(What is asked):
Search the records for the word "text" and pick out every line that has it.

(Data section):

-----

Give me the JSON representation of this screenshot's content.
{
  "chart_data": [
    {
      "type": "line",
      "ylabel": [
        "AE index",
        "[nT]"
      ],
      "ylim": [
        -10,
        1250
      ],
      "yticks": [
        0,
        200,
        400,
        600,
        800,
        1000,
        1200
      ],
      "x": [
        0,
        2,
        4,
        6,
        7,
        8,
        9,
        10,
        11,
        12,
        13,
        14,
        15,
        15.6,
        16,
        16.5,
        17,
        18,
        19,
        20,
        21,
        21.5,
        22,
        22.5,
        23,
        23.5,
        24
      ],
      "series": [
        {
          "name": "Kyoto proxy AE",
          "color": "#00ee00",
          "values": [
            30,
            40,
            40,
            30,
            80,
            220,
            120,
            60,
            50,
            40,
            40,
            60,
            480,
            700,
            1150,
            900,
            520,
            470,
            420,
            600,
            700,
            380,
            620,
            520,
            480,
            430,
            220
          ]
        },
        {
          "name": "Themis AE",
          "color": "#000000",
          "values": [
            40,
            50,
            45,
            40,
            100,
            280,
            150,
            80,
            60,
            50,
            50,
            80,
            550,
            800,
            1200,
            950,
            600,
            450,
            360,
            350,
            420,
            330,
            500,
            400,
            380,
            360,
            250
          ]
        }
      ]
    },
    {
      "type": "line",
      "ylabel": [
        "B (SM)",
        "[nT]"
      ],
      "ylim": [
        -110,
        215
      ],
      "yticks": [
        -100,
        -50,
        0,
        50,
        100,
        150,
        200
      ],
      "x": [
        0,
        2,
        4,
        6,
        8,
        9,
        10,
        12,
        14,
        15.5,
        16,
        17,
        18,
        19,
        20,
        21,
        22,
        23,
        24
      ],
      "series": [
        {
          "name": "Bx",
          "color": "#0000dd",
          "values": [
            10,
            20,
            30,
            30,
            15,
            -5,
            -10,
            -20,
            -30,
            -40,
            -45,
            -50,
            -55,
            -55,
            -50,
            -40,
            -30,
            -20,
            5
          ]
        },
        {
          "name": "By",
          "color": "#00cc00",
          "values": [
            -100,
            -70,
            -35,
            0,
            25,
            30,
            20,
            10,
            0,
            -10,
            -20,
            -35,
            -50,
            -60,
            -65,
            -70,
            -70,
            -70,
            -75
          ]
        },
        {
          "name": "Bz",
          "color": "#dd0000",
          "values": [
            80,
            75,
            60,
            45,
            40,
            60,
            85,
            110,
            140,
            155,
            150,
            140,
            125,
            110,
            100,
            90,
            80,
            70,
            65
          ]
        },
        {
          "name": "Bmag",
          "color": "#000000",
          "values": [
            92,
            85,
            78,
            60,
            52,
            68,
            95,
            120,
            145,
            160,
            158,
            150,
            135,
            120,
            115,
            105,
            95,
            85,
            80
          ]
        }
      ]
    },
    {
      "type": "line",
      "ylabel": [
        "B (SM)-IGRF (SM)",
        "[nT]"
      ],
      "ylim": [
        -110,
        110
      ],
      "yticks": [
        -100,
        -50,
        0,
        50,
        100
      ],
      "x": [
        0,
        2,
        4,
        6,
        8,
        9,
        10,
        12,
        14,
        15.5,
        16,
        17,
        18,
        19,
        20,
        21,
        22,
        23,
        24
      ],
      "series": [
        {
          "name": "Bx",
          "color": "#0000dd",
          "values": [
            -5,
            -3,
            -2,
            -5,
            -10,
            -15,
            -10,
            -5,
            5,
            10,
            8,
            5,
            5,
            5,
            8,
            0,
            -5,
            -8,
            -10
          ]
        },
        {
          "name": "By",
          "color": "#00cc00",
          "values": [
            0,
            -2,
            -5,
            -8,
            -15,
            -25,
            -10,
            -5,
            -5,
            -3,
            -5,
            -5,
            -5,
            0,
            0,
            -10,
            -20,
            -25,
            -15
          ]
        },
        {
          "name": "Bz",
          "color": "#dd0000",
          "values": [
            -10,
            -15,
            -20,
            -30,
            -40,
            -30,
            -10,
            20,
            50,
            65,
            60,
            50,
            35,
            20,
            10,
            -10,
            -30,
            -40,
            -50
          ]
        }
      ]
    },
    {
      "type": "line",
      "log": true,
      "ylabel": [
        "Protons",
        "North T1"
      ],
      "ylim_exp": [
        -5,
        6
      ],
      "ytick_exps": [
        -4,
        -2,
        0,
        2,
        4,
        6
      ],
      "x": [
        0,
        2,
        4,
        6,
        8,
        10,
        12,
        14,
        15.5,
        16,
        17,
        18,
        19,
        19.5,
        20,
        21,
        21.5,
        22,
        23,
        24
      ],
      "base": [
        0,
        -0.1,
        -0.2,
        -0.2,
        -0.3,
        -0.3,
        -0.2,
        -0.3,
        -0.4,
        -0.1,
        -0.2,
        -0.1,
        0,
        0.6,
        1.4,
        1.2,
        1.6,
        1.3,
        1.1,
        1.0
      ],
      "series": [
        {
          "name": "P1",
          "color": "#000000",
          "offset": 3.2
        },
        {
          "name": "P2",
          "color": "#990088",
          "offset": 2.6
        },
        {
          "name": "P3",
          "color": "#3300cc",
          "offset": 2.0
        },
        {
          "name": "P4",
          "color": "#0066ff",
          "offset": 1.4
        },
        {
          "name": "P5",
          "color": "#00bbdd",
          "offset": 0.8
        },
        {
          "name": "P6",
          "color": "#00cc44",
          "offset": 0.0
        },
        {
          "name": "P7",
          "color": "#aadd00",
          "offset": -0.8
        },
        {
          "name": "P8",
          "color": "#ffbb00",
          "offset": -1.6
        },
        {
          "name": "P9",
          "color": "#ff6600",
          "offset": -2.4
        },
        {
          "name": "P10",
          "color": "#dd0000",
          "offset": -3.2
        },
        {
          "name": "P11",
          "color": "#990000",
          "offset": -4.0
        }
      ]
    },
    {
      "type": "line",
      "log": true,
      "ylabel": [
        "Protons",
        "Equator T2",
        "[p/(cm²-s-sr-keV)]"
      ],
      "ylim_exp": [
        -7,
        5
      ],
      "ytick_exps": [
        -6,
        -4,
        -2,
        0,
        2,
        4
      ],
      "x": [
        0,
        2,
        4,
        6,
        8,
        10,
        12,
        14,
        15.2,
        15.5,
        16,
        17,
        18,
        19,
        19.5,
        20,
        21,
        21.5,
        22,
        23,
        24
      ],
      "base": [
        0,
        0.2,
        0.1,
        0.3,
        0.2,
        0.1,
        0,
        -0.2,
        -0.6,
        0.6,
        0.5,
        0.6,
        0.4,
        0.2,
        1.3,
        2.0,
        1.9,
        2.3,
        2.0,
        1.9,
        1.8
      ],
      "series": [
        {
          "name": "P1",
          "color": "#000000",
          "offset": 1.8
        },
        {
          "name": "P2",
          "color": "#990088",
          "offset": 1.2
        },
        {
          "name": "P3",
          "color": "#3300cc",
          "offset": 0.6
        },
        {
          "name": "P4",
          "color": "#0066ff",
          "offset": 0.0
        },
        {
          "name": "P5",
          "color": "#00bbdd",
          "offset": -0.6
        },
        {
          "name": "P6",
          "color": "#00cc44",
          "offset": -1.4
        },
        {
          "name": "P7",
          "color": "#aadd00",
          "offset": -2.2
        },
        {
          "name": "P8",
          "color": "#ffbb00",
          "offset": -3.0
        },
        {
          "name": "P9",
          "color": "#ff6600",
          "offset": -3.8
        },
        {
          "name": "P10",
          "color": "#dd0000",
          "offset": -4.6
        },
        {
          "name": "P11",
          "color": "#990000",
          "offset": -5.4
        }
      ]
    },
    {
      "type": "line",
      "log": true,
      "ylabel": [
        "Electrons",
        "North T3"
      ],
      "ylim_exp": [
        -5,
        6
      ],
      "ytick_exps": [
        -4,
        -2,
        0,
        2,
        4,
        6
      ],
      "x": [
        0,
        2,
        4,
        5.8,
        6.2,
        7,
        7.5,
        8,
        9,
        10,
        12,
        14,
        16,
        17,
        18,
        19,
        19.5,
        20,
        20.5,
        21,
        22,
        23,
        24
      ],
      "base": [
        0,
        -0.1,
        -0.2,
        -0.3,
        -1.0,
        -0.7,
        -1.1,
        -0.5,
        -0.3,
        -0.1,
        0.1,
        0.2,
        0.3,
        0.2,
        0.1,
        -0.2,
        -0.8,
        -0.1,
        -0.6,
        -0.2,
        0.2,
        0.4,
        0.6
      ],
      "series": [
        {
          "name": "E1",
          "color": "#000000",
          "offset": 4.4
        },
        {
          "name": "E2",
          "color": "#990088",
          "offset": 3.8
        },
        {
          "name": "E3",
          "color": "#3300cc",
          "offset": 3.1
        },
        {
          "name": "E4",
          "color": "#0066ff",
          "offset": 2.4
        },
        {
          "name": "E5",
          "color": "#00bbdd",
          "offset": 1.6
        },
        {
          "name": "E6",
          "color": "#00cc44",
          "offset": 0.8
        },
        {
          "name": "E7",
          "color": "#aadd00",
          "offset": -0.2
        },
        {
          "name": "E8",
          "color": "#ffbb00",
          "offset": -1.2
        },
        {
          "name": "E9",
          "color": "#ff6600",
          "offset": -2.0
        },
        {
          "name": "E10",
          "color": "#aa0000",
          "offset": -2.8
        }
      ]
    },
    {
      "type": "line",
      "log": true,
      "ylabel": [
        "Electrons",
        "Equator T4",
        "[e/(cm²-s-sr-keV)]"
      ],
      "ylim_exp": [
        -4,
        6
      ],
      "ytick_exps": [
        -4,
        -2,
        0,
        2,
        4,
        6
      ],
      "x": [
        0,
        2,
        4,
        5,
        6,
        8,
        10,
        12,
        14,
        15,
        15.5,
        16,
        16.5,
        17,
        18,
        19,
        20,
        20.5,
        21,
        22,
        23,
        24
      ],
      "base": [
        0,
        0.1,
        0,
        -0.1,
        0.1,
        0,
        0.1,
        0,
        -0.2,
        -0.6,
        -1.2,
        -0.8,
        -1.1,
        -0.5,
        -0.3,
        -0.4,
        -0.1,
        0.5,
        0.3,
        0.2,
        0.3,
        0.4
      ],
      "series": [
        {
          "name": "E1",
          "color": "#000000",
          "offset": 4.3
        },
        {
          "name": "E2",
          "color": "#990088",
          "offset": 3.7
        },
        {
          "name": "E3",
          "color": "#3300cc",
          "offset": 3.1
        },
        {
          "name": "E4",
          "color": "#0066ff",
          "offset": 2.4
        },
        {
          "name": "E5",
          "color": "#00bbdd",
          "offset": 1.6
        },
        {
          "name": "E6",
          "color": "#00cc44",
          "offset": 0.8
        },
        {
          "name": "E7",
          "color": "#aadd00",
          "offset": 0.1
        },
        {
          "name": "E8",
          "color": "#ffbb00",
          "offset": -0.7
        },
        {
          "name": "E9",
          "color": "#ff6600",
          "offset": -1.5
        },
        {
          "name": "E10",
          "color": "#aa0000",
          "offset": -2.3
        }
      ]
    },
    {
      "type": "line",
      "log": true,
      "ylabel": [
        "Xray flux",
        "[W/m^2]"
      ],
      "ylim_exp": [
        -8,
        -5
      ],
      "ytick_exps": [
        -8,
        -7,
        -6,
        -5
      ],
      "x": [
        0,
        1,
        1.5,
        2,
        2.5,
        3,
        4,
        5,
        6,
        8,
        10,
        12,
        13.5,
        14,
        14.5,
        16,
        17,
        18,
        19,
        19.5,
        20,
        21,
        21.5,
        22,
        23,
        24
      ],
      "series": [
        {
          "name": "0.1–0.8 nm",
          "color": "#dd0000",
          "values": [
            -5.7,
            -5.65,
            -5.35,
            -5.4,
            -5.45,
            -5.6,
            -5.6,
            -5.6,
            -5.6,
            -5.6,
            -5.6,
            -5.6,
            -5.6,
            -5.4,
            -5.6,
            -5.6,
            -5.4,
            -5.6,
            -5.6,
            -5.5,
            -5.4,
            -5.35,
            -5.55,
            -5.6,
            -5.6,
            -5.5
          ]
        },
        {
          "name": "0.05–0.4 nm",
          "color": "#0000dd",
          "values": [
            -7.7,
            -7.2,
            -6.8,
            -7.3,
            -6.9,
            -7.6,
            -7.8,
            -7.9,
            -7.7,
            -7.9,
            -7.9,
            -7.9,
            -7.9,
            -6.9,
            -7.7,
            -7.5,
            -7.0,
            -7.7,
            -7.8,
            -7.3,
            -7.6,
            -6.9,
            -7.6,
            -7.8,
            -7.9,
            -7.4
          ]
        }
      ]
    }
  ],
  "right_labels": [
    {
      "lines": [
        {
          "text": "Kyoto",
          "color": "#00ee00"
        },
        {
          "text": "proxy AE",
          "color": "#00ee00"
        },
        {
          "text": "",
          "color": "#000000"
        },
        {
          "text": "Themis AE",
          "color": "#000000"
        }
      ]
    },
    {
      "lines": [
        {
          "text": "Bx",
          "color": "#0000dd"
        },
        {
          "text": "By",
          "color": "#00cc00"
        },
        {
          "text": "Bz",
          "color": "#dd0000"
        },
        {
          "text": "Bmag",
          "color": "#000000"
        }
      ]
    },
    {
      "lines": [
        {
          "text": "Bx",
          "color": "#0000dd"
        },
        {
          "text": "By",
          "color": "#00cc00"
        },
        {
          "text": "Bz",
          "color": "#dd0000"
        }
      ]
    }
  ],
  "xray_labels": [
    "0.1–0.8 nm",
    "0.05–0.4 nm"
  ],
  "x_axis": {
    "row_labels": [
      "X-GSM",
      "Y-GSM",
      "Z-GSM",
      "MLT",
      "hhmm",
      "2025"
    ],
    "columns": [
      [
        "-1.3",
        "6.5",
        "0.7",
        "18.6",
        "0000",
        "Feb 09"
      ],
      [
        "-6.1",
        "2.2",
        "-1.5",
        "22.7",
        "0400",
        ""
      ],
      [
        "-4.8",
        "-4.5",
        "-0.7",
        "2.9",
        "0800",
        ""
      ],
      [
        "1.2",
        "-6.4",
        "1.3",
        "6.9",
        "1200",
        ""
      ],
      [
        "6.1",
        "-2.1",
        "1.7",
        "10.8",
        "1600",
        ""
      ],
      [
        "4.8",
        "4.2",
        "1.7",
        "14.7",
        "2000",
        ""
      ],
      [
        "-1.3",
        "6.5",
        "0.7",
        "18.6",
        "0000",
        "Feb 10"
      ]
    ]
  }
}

-----

(Reply):
          "text": "Kyoto",
          "text": "proxy AE",
          "text": "",
          "text": "Themis AE",
          "text": "Bx",
          "text": "By",
          "text": "Bz",
          "text": "Bmag",
          "text": "Bx",
          "text": "By",
          "text": "Bz",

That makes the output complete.